What to work on: Repeat exactly each line of the data provided below.

** start of Dataset content **

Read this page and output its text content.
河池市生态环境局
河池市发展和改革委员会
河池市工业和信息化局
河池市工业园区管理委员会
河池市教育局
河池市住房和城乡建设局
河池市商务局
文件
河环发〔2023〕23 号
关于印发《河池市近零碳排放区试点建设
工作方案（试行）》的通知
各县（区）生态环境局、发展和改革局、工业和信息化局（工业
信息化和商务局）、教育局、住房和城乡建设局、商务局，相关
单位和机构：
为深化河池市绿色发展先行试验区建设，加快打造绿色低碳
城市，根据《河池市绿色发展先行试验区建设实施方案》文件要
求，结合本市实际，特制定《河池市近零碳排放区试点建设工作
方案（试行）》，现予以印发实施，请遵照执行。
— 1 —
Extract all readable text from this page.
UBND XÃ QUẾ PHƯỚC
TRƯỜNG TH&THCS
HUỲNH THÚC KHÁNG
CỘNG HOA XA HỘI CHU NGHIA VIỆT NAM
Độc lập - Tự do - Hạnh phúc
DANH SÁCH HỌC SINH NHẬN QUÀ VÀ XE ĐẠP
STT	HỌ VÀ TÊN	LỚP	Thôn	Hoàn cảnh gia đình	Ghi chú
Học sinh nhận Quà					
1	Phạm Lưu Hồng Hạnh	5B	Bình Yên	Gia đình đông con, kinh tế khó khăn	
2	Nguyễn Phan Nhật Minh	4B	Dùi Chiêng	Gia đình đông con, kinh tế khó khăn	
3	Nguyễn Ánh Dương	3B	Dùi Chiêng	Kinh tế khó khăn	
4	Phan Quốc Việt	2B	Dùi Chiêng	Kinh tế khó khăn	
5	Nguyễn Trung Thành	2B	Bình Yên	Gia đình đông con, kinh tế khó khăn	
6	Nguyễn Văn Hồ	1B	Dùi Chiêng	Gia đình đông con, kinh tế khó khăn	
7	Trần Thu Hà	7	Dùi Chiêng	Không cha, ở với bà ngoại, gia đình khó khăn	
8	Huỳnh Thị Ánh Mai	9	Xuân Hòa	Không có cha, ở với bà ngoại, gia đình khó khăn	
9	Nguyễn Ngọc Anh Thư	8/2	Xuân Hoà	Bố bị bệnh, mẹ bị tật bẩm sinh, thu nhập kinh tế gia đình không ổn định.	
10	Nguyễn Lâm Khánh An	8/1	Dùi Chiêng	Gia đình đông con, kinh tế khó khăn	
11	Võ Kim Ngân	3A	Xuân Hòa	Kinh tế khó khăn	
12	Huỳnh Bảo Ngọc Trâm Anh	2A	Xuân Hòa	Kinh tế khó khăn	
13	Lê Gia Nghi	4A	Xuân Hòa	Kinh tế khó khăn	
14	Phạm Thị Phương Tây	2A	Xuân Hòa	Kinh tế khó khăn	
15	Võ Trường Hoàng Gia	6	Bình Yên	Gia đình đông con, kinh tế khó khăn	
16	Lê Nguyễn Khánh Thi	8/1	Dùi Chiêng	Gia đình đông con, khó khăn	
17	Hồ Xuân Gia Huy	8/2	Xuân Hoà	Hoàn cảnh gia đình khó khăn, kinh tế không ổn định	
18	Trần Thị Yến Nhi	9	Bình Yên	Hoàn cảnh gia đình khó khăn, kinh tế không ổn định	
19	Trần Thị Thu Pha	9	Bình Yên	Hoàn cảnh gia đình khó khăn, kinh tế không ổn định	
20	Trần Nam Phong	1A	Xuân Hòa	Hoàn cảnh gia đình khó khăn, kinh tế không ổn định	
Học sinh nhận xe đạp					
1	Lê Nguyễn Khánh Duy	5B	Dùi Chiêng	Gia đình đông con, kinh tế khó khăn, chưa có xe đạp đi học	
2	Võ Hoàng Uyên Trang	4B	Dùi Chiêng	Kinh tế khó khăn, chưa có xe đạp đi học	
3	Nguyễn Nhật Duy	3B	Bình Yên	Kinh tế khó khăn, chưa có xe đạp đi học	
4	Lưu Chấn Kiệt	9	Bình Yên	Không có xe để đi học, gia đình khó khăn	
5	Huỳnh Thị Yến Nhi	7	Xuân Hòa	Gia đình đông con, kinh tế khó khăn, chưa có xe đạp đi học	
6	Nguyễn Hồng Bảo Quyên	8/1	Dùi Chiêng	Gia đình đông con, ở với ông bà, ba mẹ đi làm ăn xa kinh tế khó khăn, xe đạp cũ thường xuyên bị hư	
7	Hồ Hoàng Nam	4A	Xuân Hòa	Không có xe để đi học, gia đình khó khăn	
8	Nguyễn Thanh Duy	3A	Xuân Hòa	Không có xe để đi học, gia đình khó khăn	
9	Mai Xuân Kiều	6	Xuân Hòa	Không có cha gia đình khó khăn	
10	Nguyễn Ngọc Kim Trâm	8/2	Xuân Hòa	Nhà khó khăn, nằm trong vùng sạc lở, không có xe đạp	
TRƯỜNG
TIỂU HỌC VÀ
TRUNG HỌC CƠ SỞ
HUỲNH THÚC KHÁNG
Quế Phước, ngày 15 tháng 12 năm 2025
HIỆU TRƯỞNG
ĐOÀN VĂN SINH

** end of Dataset content **

In response:
Read this page and output its text content.
河池市生态环境局
河池市发展和改革委员会
河池市工业和信息化局
河池市工业园区管理委员会
河池市教育局
河池市住房和城乡建设局
河池市商务局
文件
河环发〔2023〕23 号
关于印发《河池市近零碳排放区试点建设
工作方案（试行）》的通知
各县（区）生态环境局、发展和改革局、工业和信息化局（工业
信息化和商务局）、教育局、住房和城乡建设局、商务局，相关
单位和机构：
为深化河池市绿色发展先行试验区建设，加快打造绿色低碳
城市，根据《河池市绿色发展先行试验区建设实施方案》文件要
求，结合本市实际，特制定《河池市近零碳排放区试点建设工作
方案（试行）》，现予以印发实施，请遵照执行。
— 1 —
Extract all readable text from this page.
UBND XÃ QUẾ PHƯỚC
TRƯỜNG TH&THCS
HUỲNH THÚC KHÁNG
CỘNG HOA XA HỘI CHU NGHIA VIỆT NAM
Độc lập - Tự do - Hạnh phúc
DANH SÁCH HỌC SINH NHẬN QUÀ VÀ XE ĐẠP
STT	HỌ VÀ TÊN	LỚP	Thôn	Hoàn cảnh gia đình	Ghi chú
Học sinh nhận Quà					
1	Phạm Lưu Hồng Hạnh	5B	Bình Yên	Gia đình đông con, kinh tế khó khăn	
2	Nguyễn Phan Nhật Minh	4B	Dùi Chiêng	Gia đình đông con, kinh tế khó khăn	
3	Nguyễn Ánh Dương	3B	Dùi Chiêng	Kinh tế khó khăn	
4	Phan Quốc Việt	2B	Dùi Chiêng	Kinh tế khó khăn	
5	Nguyễn Trung Thành	2B	Bình Yên	Gia đình đông con, kinh tế khó khăn	
6	Nguyễn Văn Hồ	1B	Dùi Chiêng	Gia đình đông con, kinh tế khó khăn	
7	Trần Thu Hà	7	Dùi Chiêng	Không cha, ở với bà ngoại, gia đình khó khăn	
8	Huỳnh Thị Ánh Mai	9	Xuân Hòa	Không có cha, ở với bà ngoại, gia đình khó khăn	
9	Nguyễn Ngọc Anh Thư	8/2	Xuân Hoà	Bố bị bệnh, mẹ bị tật bẩm sinh, thu nhập kinh tế gia đình không ổn định.	
10	Nguyễn Lâm Khánh An	8/1	Dùi Chiêng	Gia đình đông con, kinh tế khó khăn	
11	Võ Kim Ngân	3A	Xuân Hòa	Kinh tế khó khăn	
12	Huỳnh Bảo Ngọc Trâm Anh	2A	Xuân Hòa	Kinh tế khó khăn	
13	Lê Gia Nghi	4A	Xuân Hòa	Kinh tế khó khăn	
14	Phạm Thị Phương Tây	2A	Xuân Hòa	Kinh tế khó khăn	
15	Võ Trường Hoàng Gia	6	Bình Yên	Gia đình đông con, kinh tế khó khăn	
16	Lê Nguyễn Khánh Thi	8/1	Dùi Chiêng	Gia đình đông con, khó khăn	
17	Hồ Xuân Gia Huy	8/2	Xuân Hoà	Hoàn cảnh gia đình khó khăn, kinh tế không ổn định	
18	Trần Thị Yến Nhi	9	Bình Yên	Hoàn cảnh gia đình khó khăn, kinh tế không ổn định	
19	Trần Thị Thu Pha	9	Bình Yên	Hoàn cảnh gia đình khó khăn, kinh tế không ổn định	
20	Trần Nam Phong	1A	Xuân Hòa	Hoàn cảnh gia đình khó khăn, kinh tế không ổn định	
Học sinh nhận xe đạp					
1	Lê Nguyễn Khánh Duy	5B	Dùi Chiêng	Gia đình đông con, kinh tế khó khăn, chưa có xe đạp đi học	
2	Võ Hoàng Uyên Trang	4B	Dùi Chiêng	Kinh tế khó khăn, chưa có xe đạp đi học	
3	Nguyễn Nhật Duy	3B	Bình Yên	Kinh tế khó khăn, chưa có xe đạp đi học	
4	Lưu Chấn Kiệt	9	Bình Yên	Không có xe để đi học, gia đình khó khăn	
5	Huỳnh Thị Yến Nhi	7	Xuân Hòa	Gia đình đông con, kinh tế khó khăn, chưa có xe đạp đi học	
6	Nguyễn Hồng Bảo Quyên	8/1	Dùi Chiêng	Gia đình đông con, ở với ông bà, ba mẹ đi làm ăn xa kinh tế khó khăn, xe đạp cũ thường xuyên bị hư	
7	Hồ Hoàng Nam	4A	Xuân Hòa	Không có xe để đi học, gia đình khó khăn	
8	Nguyễn Thanh Duy	3A	Xuân Hòa	Không có xe để đi học, gia đình khó khăn	
9	Mai Xuân Kiều	6	Xuân Hòa	Không có cha gia đình khó khăn	
10	Nguyễn Ngọc Kim Trâm	8/2	Xuân Hòa	Nhà khó khăn, nằm trong vùng sạc lở, không có xe đạp	
TRƯỜNG
TIỂU HỌC VÀ
TRUNG HỌC CƠ SỞ
HUỲNH THÚC KHÁNG
Quế Phước, ngày 15 tháng 12 năm 2025
HIỆU TRƯỞNG
ĐOÀN VĂN SINH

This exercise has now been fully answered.